_Required work_
Can you output the records below exactly as they are written?

· · · ·

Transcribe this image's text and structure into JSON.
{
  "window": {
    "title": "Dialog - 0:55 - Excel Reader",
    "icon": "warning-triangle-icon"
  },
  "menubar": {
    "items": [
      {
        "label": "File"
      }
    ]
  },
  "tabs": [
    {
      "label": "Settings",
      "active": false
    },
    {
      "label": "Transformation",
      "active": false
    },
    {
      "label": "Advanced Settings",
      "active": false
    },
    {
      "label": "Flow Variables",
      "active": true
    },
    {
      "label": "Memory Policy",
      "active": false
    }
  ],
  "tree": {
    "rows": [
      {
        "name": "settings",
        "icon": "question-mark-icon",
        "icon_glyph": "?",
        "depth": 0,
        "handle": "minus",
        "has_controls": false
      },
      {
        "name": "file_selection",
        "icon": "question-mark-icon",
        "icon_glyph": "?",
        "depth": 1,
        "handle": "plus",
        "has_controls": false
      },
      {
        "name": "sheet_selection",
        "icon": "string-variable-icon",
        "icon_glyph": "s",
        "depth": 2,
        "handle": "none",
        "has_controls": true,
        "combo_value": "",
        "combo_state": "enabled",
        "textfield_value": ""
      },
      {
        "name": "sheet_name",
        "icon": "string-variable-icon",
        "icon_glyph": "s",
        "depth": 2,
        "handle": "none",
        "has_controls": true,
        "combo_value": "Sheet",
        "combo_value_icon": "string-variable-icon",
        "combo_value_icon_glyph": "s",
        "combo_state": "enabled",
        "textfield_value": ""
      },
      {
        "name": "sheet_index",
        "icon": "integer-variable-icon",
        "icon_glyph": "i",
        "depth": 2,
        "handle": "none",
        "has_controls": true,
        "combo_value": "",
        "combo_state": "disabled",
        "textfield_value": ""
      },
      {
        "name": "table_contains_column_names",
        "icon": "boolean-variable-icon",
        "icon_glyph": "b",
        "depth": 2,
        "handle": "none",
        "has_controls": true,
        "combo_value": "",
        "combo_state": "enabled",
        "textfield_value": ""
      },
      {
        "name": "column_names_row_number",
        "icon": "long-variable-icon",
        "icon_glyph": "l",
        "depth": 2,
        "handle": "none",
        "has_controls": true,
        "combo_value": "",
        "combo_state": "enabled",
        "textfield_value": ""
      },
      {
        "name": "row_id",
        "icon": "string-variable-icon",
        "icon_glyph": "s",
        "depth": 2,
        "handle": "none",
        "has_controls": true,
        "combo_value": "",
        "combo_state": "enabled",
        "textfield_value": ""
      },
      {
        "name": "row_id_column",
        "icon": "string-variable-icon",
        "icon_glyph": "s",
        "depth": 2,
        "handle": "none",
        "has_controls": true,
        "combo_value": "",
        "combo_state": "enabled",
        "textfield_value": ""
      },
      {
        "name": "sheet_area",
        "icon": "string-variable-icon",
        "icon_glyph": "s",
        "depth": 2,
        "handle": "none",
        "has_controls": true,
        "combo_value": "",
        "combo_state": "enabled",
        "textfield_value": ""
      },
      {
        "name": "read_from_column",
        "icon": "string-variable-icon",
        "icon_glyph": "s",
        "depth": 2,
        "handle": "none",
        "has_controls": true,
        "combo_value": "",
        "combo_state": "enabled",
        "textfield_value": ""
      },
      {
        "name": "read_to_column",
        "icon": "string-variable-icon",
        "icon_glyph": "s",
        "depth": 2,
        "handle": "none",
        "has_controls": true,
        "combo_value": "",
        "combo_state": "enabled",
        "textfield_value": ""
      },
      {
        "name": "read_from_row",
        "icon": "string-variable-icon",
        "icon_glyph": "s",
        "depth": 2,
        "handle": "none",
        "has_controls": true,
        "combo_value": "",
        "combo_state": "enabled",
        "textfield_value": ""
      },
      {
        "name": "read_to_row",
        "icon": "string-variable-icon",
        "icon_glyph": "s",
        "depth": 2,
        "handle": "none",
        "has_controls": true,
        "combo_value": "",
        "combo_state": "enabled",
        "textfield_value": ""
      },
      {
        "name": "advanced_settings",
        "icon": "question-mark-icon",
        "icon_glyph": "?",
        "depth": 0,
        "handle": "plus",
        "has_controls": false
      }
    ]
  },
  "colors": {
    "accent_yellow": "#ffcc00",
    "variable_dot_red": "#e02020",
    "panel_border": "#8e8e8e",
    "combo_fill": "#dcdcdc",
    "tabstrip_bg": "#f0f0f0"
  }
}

· · · ·

_Worked solution_
Transcribe this image's text and structure into JSON.
{
  "window": {
    "title": "Dialog - 0:55 - Excel Reader",
    "icon": "warning-triangle-icon"
  },
  "menubar": {
    "items": [
      {
        "label": "File"
      }
    ]
  },
  "tabs": [
    {
      "label": "Settings",
      "active": false
    },
    {
      "label": "Transformation",
      "active": false
    },
    {
      "label": "Advanced Settings",
      "active": false
    },
    {
      "label": "Flow Variables",
      "active": true
    },
    {
      "label": "Memory Policy",
      "active": false
    }
  ],
  "tree": {
    "rows": [
      {
        "name": "settings",
        "icon": "question-mark-icon",
        "icon_glyph": "?",
        "depth": 0,
        "handle": "minus",
        "has_controls": false
      },
      {
        "name": "file_selection",
        "icon": "question-mark-icon",
        "icon_glyph": "?",
        "depth": 1,
        "handle": "plus",
        "has_controls": false
      },
      {
        "name": "sheet_selection",
        "icon": "string-variable-icon",
        "icon_glyph": "s",
        "depth": 2,
        "handle": "none",
        "has_controls": true,
        "combo_value": "",
        "combo_state": "enabled",
        "textfield_value": ""
      },
      {
        "name": "sheet_name",
        "icon": "string-variable-icon",
        "icon_glyph": "s",
        "depth": 2,
        "handle": "none",
        "has_controls": true,
        "combo_value": "Sheet",
        "combo_value_icon": "string-variable-icon",
        "combo_value_icon_glyph": "s",
        "combo_state": "enabled",
        "textfield_value": ""
      },
      {
        "name": "sheet_index",
        "icon": "integer-variable-icon",
        "icon_glyph": "i",
        "depth": 2,
        "handle": "none",
        "has_controls": true,
        "combo_value": "",
        "combo_state": "disabled",
        "textfield_value": ""
      },
      {
        "name": "table_contains_column_names",
        "icon": "boolean-variable-icon",
        "icon_glyph": "b",
        "depth": 2,
        "handle": "none",
        "has_controls": true,
        "combo_value": "",
        "combo_state": "enabled",
        "textfield_value": ""
      },
      {
        "name": "column_names_row_number",
        "icon": "long-variable-icon",
        "icon_glyph": "l",
        "depth": 2,
        "handle": "none",
        "has_controls": true,
        "combo_value": "",
        "combo_state": "enabled",
        "textfield_value": ""
      },
      {
        "name": "row_id",
        "icon": "string-variable-icon",
        "icon_glyph": "s",
        "depth": 2,
        "handle": "none",
        "has_controls": true,
        "combo_value": "",
        "combo_state": "enabled",
        "textfield_value": ""
      },
      {
        "name": "row_id_column",
        "icon": "string-variable-icon",
        "icon_glyph": "s",
        "depth": 2,
        "handle": "none",
        "has_controls": true,
        "combo_value": "",
        "combo_state": "enabled",
        "textfield_value": ""
      },
      {
        "name": "sheet_area",
        "icon": "string-variable-icon",
        "icon_glyph": "s",
        "depth": 2,
        "handle": "none",
        "has_controls": true,
        "combo_value": "",
        "combo_state": "enabled",
        "textfield_value": ""
      },
      {
        "name": "read_from_column",
        "icon": "string-variable-icon",
        "icon_glyph": "s",
        "depth": 2,
        "handle": "none",
        "has_controls": true,
        "combo_value": "",
        "combo_state": "enabled",
        "textfield_value": ""
      },
      {
        "name": "read_to_column",
        "icon": "string-variable-icon",
        "icon_glyph": "s",
        "depth": 2,
        "handle": "none",
        "has_controls": true,
        "combo_value": "",
        "combo_state": "enabled",
        "textfield_value": ""
      },
      {
        "name": "read_from_row",
        "icon": "string-variable-icon",
        "icon_glyph": "s",
        "depth": 2,
        "handle": "none",
        "has_controls": true,
        "combo_value": "",
        "combo_state": "enabled",
        "textfield_value": ""
      },
      {
        "name": "read_to_row",
        "icon": "string-variable-icon",
        "icon_glyph": "s",
        "depth": 2,
        "handle": "none",
        "has_controls": true,
        "combo_value": "",
        "combo_state": "enabled",
        "textfield_value": ""
      },
      {
        "name": "advanced_settings",
        "icon": "question-mark-icon",
        "icon_glyph": "?",
        "depth": 0,
        "handle": "plus",
        "has_controls": false
      }
    ]
  },
  "colors": {
    "accent_yellow": "#ffcc00",
    "variable_dot_red": "#e02020",
    "panel_border": "#8e8e8e",
    "combo_fill": "#dcdcdc",
    "tabstrip_bg": "#f0f0f0"
  }
}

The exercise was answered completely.